WORK TO DO – Can you recast every line in the items below as a numbered list, leaving out any blank lines?

######

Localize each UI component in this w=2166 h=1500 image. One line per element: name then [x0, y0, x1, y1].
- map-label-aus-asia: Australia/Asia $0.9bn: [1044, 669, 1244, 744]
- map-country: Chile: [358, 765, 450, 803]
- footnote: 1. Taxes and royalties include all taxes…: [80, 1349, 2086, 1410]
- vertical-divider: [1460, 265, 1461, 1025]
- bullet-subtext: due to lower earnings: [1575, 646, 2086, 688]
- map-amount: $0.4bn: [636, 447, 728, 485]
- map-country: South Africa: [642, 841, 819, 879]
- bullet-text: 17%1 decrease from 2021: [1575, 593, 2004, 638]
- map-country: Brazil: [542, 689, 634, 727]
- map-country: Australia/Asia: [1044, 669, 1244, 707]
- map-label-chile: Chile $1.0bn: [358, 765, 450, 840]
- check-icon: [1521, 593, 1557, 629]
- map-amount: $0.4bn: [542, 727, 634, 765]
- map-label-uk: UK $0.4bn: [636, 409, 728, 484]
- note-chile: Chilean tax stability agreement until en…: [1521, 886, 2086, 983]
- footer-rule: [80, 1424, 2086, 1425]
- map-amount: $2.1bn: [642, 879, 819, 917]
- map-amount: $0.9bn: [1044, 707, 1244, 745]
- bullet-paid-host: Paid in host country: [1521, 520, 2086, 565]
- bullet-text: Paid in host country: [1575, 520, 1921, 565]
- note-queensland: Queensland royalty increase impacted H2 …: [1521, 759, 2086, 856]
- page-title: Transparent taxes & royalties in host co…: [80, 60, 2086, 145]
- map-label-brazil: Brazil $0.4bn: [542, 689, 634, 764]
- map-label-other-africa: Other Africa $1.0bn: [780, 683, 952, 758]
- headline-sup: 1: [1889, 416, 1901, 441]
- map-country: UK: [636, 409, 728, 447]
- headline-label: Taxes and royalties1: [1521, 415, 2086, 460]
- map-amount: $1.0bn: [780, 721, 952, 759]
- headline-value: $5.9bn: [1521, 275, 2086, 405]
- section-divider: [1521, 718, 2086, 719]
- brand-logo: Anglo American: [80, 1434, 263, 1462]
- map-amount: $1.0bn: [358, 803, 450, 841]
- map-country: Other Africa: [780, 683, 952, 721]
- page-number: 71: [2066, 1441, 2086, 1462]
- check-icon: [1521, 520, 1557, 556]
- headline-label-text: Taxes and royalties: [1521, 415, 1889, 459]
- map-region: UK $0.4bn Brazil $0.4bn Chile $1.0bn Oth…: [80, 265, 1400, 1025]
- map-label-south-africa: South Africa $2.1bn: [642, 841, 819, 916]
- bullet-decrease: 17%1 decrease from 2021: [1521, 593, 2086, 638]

######

TASK SOLUTION –
1. Localize each UI component in this w=2166 h=1500 image. One line per element: name then [x0, y0, x1, y1].
2. - map-label-aus-asia: Australia/Asia $0.9bn: [1044, 669, 1244, 744]
3. - map-country: Chile: [358, 765, 450, 803]
4. - footnote: 1. Taxes and royalties include all taxes…: [80, 1349, 2086, 1410]
5. - vertical-divider: [1460, 265, 1461, 1025]
6. - bullet-subtext: due to lower earnings: [1575, 646, 2086, 688]
7. - map-amount: $0.4bn: [636, 447, 728, 485]
8. - map-country: South Africa: [642, 841, 819, 879]
9. - bullet-text: 17%1 decrease from 2021: [1575, 593, 2004, 638]
10. - map-country: Brazil: [542, 689, 634, 727]
11. - map-country: Australia/Asia: [1044, 669, 1244, 707]
12. - map-label-chile: Chile $1.0bn: [358, 765, 450, 840]
13. - check-icon: [1521, 593, 1557, 629]
14. - map-amount: $0.4bn: [542, 727, 634, 765]
15. - map-label-uk: UK $0.4bn: [636, 409, 728, 484]
16. - note-chile: Chilean tax stability agreement until en…: [1521, 886, 2086, 983]
17. - footer-rule: [80, 1424, 2086, 1425]
18. - map-amount: $2.1bn: [642, 879, 819, 917]
19. - map-amount: $0.9bn: [1044, 707, 1244, 745]
20. - bullet-paid-host: Paid in host country: [1521, 520, 2086, 565]
21. - bullet-text: Paid in host country: [1575, 520, 1921, 565]
22. - note-queensland: Queensland royalty increase impacted H2 …: [1521, 759, 2086, 856]
23. - page-title: Transparent taxes & royalties in host co…: [80, 60, 2086, 145]
24. - map-label-brazil: Brazil $0.4bn: [542, 689, 634, 764]
25. - map-label-other-africa: Other Africa $1.0bn: [780, 683, 952, 758]
26. - headline-sup: 1: [1889, 416, 1901, 441]
27. - map-country: UK: [636, 409, 728, 447]
28. - headline-label: Taxes and royalties1: [1521, 415, 2086, 460]
29. - map-amount: $1.0bn: [780, 721, 952, 759]
30. - headline-value: $5.9bn: [1521, 275, 2086, 405]
31. - section-divider: [1521, 718, 2086, 719]
32. - brand-logo: Anglo American: [80, 1434, 263, 1462]
33. - map-amount: $1.0bn: [358, 803, 450, 841]
34. - map-country: Other Africa: [780, 683, 952, 721]
35. - page-number: 71: [2066, 1441, 2086, 1462]
36. - check-icon: [1521, 520, 1557, 556]
37. - headline-label-text: Taxes and royalties: [1521, 415, 1889, 459]
38. - map-region: UK $0.4bn Brazil $0.4bn Chile $1.0bn Oth…: [80, 265, 1400, 1025]
39. - map-label-south-africa: South Africa $2.1bn: [642, 841, 819, 916]
40. - bullet-decrease: 17%1 decrease from 2021: [1521, 593, 2086, 638]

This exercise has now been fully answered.